__Stated exercise__.
Copy out every line that contains the word "independence".

(Dataset records)
— BEGIN —

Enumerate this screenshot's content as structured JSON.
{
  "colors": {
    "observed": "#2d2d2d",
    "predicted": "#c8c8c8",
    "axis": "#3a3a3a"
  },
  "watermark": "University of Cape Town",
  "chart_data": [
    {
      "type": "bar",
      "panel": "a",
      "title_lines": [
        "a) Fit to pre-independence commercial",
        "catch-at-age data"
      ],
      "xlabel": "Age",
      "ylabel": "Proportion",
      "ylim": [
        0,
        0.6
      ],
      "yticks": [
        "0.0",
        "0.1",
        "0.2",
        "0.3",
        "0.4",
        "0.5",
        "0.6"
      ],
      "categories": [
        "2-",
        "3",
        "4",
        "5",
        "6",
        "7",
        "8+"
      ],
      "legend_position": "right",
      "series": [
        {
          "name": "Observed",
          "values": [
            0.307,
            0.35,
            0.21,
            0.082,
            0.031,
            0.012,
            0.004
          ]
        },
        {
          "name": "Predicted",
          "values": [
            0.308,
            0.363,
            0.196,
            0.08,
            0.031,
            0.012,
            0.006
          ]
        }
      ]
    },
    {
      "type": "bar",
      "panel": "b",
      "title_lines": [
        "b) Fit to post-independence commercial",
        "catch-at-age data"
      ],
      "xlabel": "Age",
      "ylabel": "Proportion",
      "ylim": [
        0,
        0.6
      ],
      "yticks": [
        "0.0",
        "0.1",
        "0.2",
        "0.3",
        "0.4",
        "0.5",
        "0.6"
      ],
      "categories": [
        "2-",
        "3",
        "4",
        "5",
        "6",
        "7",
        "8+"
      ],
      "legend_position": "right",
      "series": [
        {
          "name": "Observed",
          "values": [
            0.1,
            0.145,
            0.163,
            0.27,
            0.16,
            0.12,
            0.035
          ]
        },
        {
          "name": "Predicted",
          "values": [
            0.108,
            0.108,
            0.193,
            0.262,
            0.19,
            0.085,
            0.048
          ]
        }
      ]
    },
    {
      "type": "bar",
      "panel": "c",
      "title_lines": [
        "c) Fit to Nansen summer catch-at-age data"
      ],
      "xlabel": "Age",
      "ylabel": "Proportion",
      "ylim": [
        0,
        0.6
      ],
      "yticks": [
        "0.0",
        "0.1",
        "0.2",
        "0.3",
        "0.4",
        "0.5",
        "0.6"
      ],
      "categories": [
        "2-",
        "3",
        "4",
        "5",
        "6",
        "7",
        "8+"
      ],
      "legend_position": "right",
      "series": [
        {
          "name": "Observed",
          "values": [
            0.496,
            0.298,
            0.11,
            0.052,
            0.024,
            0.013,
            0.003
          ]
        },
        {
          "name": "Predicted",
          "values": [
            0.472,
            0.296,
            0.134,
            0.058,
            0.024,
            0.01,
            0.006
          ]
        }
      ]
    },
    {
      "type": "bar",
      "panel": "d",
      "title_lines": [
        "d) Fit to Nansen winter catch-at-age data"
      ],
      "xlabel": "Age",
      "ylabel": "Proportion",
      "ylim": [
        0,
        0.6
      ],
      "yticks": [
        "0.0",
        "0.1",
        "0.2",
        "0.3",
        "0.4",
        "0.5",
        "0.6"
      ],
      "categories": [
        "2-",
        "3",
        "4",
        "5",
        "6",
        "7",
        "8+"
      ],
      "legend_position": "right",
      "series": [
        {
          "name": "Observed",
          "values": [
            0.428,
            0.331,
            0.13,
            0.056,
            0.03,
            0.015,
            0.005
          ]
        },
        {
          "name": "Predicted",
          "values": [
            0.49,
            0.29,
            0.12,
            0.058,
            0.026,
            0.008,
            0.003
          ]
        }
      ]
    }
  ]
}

— END —
— BEGIN —

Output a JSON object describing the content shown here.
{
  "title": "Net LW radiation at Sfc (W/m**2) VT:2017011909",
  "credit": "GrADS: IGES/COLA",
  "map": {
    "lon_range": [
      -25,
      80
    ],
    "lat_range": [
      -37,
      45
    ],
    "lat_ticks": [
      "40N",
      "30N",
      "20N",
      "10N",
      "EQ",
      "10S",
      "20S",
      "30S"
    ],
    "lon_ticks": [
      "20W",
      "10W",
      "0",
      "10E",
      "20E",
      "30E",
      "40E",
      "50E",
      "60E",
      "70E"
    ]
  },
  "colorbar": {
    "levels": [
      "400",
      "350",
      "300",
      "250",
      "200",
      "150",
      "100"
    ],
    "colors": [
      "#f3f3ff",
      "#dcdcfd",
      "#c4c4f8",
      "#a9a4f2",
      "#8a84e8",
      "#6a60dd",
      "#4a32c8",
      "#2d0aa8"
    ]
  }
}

— END —

__Response for this exercise__.
        "a) Fit to pre-independence commercial",
        "b) Fit to post-independence commercial",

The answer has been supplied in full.